[Begin Extracted information]
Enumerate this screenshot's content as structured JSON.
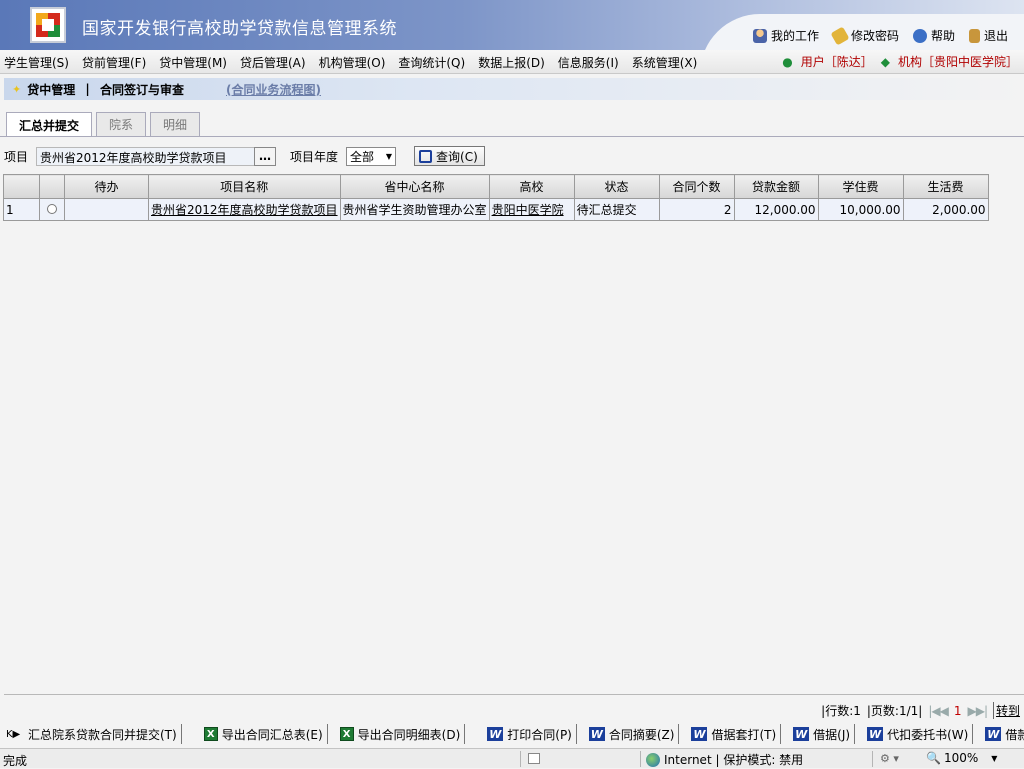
{
  "header": {
    "title": "国家开发银行高校助学贷款信息管理系统",
    "links": [
      {
        "label": "我的工作",
        "icon": "user-icon"
      },
      {
        "label": "修改密码",
        "icon": "key-icon"
      },
      {
        "label": "帮助",
        "icon": "help-icon"
      },
      {
        "label": "退出",
        "icon": "exit-icon"
      }
    ]
  },
  "menu": {
    "items": [
      "学生管理(S)",
      "贷前管理(F)",
      "贷中管理(M)",
      "贷后管理(A)",
      "机构管理(O)",
      "查询统计(Q)",
      "数据上报(D)",
      "信息服务(I)",
      "系统管理(X)"
    ],
    "user": "用户［陈达］",
    "org": "机构［贵阳中医学院］"
  },
  "breadcrumb": {
    "section": "贷中管理",
    "page": "合同签订与审查",
    "flow_link": "(合同业务流程图)"
  },
  "tabs": [
    "汇总并提交",
    "院系",
    "明细"
  ],
  "filter": {
    "project_label": "项目",
    "project_value": "贵州省2012年度高校助学贷款项目",
    "ellipsis": "…",
    "year_label": "项目年度",
    "year_value": "全部",
    "query_label": "查询(C)"
  },
  "table": {
    "headers": [
      "",
      "",
      "待办",
      "项目名称",
      "省中心名称",
      "高校",
      "状态",
      "合同个数",
      "贷款金额",
      "学住费",
      "生活费"
    ],
    "rows": [
      {
        "index": "1",
        "todo": "",
        "project": "贵州省2012年度高校助学贷款项目",
        "center": "贵州省学生资助管理办公室",
        "school": "贵阳中医学院",
        "status": "待汇总提交",
        "count": "2",
        "amount": "12,000.00",
        "tuition": "10,000.00",
        "living": "2,000.00"
      }
    ]
  },
  "pager": {
    "rows": "|行数:1",
    "pages": "|页数:1/1|",
    "current": "1",
    "goto": "转到"
  },
  "actions": [
    {
      "label": "汇总院系贷款合同并提交(T)",
      "icon": "submit-icon"
    },
    {
      "label": "导出合同汇总表(E)",
      "icon": "excel-icon"
    },
    {
      "label": "导出合同明细表(D)",
      "icon": "excel-icon"
    },
    {
      "label": "打印合同(P)",
      "icon": "word-icon"
    },
    {
      "label": "合同摘要(Z)",
      "icon": "word-icon"
    },
    {
      "label": "借据套打(T)",
      "icon": "word-icon"
    },
    {
      "label": "借据(J)",
      "icon": "word-icon"
    },
    {
      "label": "代扣委托书(W)",
      "icon": "word-icon"
    },
    {
      "label": "借款学",
      "icon": "word-icon"
    }
  ],
  "statusbar": {
    "text": "完成",
    "zone": "Internet | 保护模式: 禁用",
    "zoom": "100%"
  }
}
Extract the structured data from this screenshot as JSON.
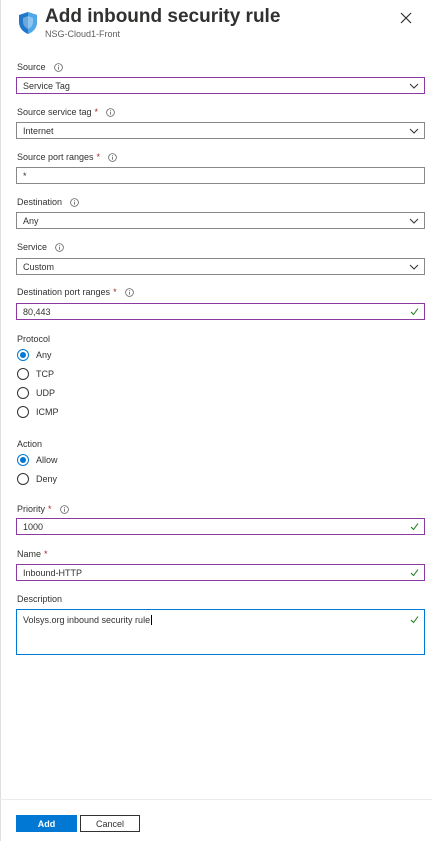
[End Extracted information]
## What to do
Copy all lines from the listing that contain "structured".

## Written response
Enumerate this screenshot's content as structured JSON.
Extract the structured data from this screenshot as JSON.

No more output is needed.